## Directions for this task
Check each line of the entries below for the string "poreikis" and state how many lines have it, with no other text.

## Extracted records
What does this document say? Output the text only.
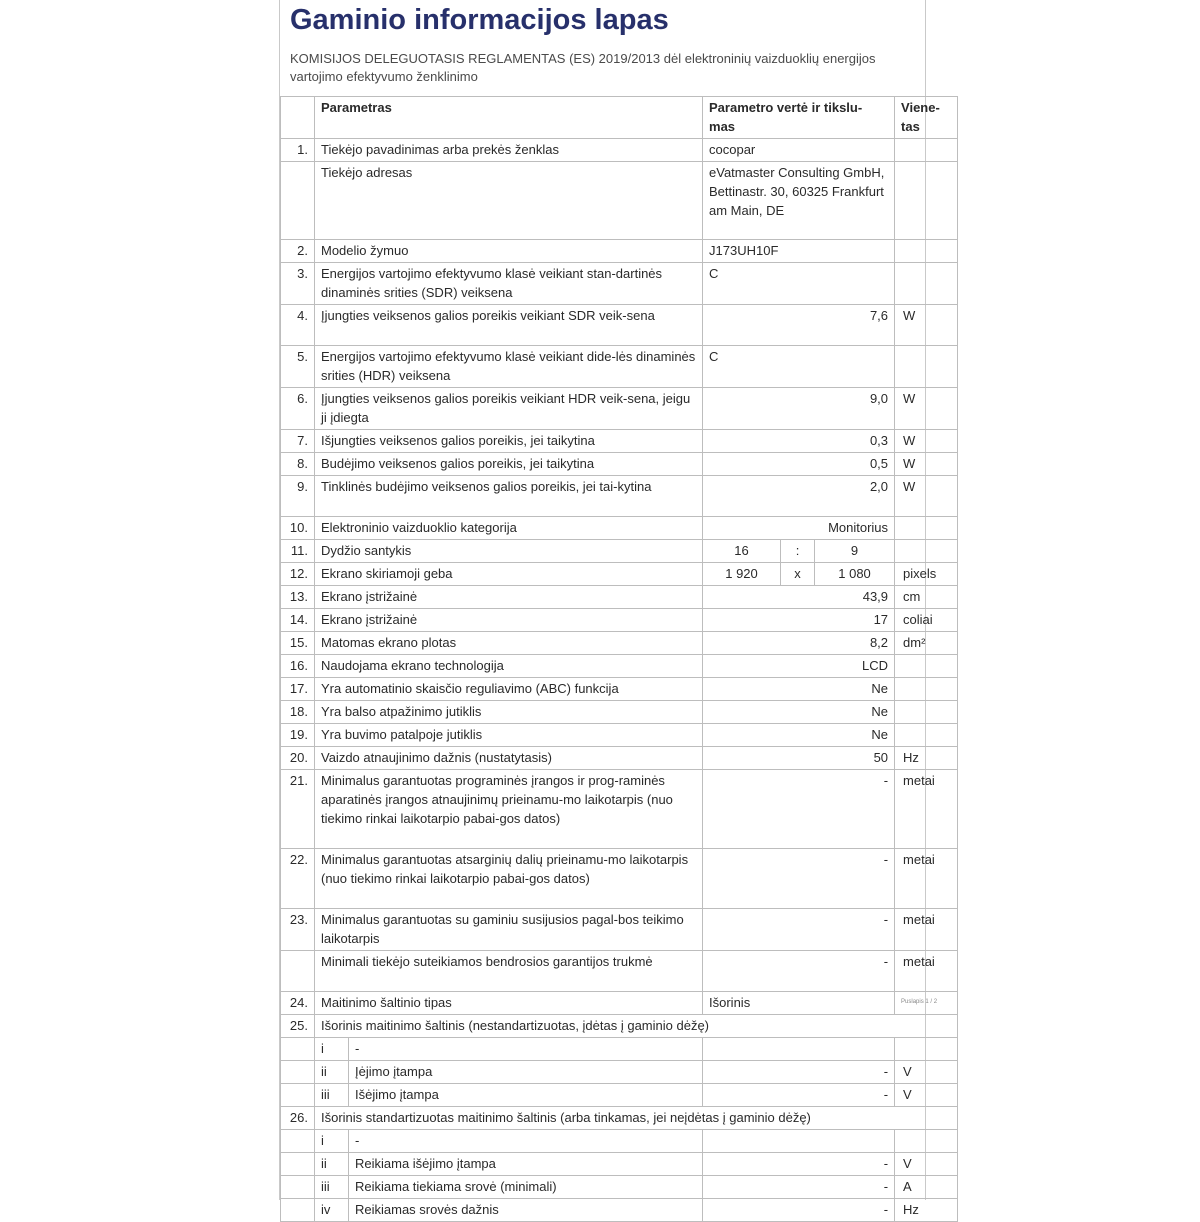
Gaminio informacijos lapas

KOMISIJOS DELEGUOTASIS REGLAMENTAS (ES) 2019/2013 dėl elektroninių vaizduoklių energijos vartojimo efektyvumo ženklinimo

	Parametras		Parametro vertė ir tikslu-mas			Viene-tas
1.	Tiekėjo pavadinimas arba prekės ženklas		cocopar			
	Tiekėjo adresas		eVatmaster Consulting GmbH, Bettinastr. 30, 60325 Frankfurt am Main, DE			
2.	Modelio žymuo		J173UH10F			
3.	Energijos vartojimo efektyvumo klasė veikiant stan-dartinės dinaminės srities (SDR) veiksena		C			
4.	Įjungties veiksenos galios poreikis veikiant SDR veik-sena		7,6			W
5.	Energijos vartojimo efektyvumo klasė veikiant dide-lės dinaminės srities (HDR) veiksena		C			
6.	Įjungties veiksenos galios poreikis veikiant HDR veik-sena, jeigu ji įdiegta		9,0			W
7.	Išjungties veiksenos galios poreikis, jei taikytina		0,3			W
8.	Budėjimo veiksenos galios poreikis, jei taikytina		0,5			W
9.	Tinklinės budėjimo veiksenos galios poreikis, jei tai-kytina		2,0			W
10.	Elektroninio vaizduoklio kategorija		Monitorius			
11.	Dydžio santykis		16	:	9	
12.	Ekrano skiriamoji geba		1 920	x	1 080	pixels
13.	Ekrano įstrižainė		43,9			cm
14.	Ekrano įstrižainė		17			coliai
15.	Matomas ekrano plotas		8,2			dm²
16.	Naudojama ekrano technologija		LCD			
17.	Yra automatinio skaisčio reguliavimo (ABC) funkcija		Ne			
18.	Yra balso atpažinimo jutiklis		Ne			
19.	Yra buvimo patalpoje jutiklis		Ne			
20.	Vaizdo atnaujinimo dažnis (nustatytasis)		50			Hz
21.	Minimalus garantuotas programinės įrangos ir prog-raminės aparatinės įrangos atnaujinimų prieinamu-mo laikotarpis (nuo tiekimo rinkai laikotarpio pabai-gos datos)		-			metai
22.	Minimalus garantuotas atsarginių dalių prieinamu-mo laikotarpis (nuo tiekimo rinkai laikotarpio pabai-gos datos)		-			metai
23.	Minimalus garantuotas su gaminiu susijusios pagal-bos teikimo laikotarpis		-			metai
	Minimali tiekėjo suteikiamos bendrosios garantijos trukmė		-			metai
24.	Maitinimo šaltinio tipas		Išorinis			Puslapis 1 / 2
25.	Išorinis maitinimo šaltinis (nestandartizuotas, įdėtas į gaminio dėžę)					
	i	-				
	ii	Įėjimo įtampa	-			V
	iii	Išėjimo įtampa	-			V
26.	Išorinis standartizuotas maitinimo šaltinis (arba tinkamas, jei neįdėtas į gaminio dėžę)					
	i	-				
	ii	Reikiama išėjimo įtampa	-			V
	iii	Reikiama tiekiama srovė (minimali)	-			A
	iv	Reikiamas srovės dažnis	-			Hz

## Finished exercise
5